## PROBLEM STATEMENT
Repeat every line below exactly as it reads.

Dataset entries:
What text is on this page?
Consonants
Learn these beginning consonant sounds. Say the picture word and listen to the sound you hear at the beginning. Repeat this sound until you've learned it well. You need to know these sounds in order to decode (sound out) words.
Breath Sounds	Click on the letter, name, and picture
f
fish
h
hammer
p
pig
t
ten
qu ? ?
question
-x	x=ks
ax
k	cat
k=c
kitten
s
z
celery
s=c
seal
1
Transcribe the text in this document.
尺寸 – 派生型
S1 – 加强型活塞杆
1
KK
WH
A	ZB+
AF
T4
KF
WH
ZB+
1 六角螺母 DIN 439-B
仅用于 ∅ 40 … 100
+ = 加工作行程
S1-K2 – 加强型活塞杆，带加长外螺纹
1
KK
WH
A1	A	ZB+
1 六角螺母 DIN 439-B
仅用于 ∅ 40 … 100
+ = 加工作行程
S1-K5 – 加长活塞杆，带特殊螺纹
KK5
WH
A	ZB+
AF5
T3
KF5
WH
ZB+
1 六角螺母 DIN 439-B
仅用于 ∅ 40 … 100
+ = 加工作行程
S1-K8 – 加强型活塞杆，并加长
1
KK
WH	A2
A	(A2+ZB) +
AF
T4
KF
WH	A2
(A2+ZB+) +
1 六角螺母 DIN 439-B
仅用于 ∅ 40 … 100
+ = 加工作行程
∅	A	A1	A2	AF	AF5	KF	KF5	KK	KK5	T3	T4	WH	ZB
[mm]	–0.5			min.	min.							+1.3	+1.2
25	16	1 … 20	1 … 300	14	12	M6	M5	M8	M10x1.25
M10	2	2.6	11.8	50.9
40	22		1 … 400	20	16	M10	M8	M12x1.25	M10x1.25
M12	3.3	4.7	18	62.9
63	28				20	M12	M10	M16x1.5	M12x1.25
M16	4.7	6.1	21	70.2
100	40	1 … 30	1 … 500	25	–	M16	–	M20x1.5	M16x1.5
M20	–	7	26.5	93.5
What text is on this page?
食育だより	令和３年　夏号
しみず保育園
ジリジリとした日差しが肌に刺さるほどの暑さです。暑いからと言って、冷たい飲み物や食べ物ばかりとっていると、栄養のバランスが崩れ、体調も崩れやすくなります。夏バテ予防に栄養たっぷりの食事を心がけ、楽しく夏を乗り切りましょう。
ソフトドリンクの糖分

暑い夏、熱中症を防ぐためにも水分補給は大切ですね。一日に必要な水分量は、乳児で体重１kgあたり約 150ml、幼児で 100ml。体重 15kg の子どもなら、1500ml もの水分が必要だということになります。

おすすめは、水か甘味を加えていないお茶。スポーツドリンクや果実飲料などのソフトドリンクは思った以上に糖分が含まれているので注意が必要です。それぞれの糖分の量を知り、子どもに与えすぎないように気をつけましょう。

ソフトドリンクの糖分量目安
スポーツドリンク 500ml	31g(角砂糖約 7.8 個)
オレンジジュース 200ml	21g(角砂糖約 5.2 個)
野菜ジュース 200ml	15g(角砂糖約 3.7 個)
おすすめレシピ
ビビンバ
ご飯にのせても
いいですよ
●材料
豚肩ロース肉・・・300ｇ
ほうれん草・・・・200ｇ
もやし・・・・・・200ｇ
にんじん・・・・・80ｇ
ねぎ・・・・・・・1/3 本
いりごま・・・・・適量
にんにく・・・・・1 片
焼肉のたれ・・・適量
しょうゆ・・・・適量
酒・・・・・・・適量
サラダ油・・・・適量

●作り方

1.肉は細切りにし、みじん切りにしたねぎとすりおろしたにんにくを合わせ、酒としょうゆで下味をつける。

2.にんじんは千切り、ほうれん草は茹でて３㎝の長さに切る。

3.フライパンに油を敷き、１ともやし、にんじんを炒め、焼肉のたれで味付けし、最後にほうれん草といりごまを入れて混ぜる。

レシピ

## FULL ANSWER
What text is on this page?
Consonants
Learn these beginning consonant sounds. Say the picture word and listen to the sound you hear at the beginning. Repeat this sound until you've learned it well. You need to know these sounds in order to decode (sound out) words.
Breath Sounds	Click on the letter, name, and picture
f
fish
h
hammer
p
pig
t
ten
qu ? ?
question
-x	x=ks
ax
k	cat
k=c
kitten
s
z
celery
s=c
seal
1
Transcribe the text in this document.
尺寸 – 派生型
S1 – 加强型活塞杆
1
KK
WH
A	ZB+
AF
T4
KF
WH
ZB+
1 六角螺母 DIN 439-B
仅用于 ∅ 40 … 100
+ = 加工作行程
S1-K2 – 加强型活塞杆，带加长外螺纹
1
KK
WH
A1	A	ZB+
1 六角螺母 DIN 439-B
仅用于 ∅ 40 … 100
+ = 加工作行程
S1-K5 – 加长活塞杆，带特殊螺纹
KK5
WH
A	ZB+
AF5
T3
KF5
WH
ZB+
1 六角螺母 DIN 439-B
仅用于 ∅ 40 … 100
+ = 加工作行程
S1-K8 – 加强型活塞杆，并加长
1
KK
WH	A2
A	(A2+ZB) +
AF
T4
KF
WH	A2
(A2+ZB+) +
1 六角螺母 DIN 439-B
仅用于 ∅ 40 … 100
+ = 加工作行程
∅	A	A1	A2	AF	AF5	KF	KF5	KK	KK5	T3	T4	WH	ZB
[mm]	–0.5			min.	min.							+1.3	+1.2
25	16	1 … 20	1 … 300	14	12	M6	M5	M8	M10x1.25
M10	2	2.6	11.8	50.9
40	22		1 … 400	20	16	M10	M8	M12x1.25	M10x1.25
M12	3.3	4.7	18	62.9
63	28				20	M12	M10	M16x1.5	M12x1.25
M16	4.7	6.1	21	70.2
100	40	1 … 30	1 … 500	25	–	M16	–	M20x1.5	M16x1.5
M20	–	7	26.5	93.5
What text is on this page?
食育だより	令和３年　夏号
しみず保育園
ジリジリとした日差しが肌に刺さるほどの暑さです。暑いからと言って、冷たい飲み物や食べ物ばかりとっていると、栄養のバランスが崩れ、体調も崩れやすくなります。夏バテ予防に栄養たっぷりの食事を心がけ、楽しく夏を乗り切りましょう。
ソフトドリンクの糖分

暑い夏、熱中症を防ぐためにも水分補給は大切ですね。一日に必要な水分量は、乳児で体重１kgあたり約 150ml、幼児で 100ml。体重 15kg の子どもなら、1500ml もの水分が必要だということになります。

おすすめは、水か甘味を加えていないお茶。スポーツドリンクや果実飲料などのソフトドリンクは思った以上に糖分が含まれているので注意が必要です。それぞれの糖分の量を知り、子どもに与えすぎないように気をつけましょう。

ソフトドリンクの糖分量目安
スポーツドリンク 500ml	31g(角砂糖約 7.8 個)
オレンジジュース 200ml	21g(角砂糖約 5.2 個)
野菜ジュース 200ml	15g(角砂糖約 3.7 個)
おすすめレシピ
ビビンバ
ご飯にのせても
いいですよ
●材料
豚肩ロース肉・・・300ｇ
ほうれん草・・・・200ｇ
もやし・・・・・・200ｇ
にんじん・・・・・80ｇ
ねぎ・・・・・・・1/3 本
いりごま・・・・・適量
にんにく・・・・・1 片
焼肉のたれ・・・適量
しょうゆ・・・・適量
酒・・・・・・・適量
サラダ油・・・・適量

●作り方

1.肉は細切りにし、みじん切りにしたねぎとすりおろしたにんにくを合わせ、酒としょうゆで下味をつける。

2.にんじんは千切り、ほうれん草は茹でて３㎝の長さに切る。

3.フライパンに油を敷き、１ともやし、にんじんを炒め、焼肉のたれで味付けし、最後にほうれん草といりごまを入れて混ぜる。

レシピ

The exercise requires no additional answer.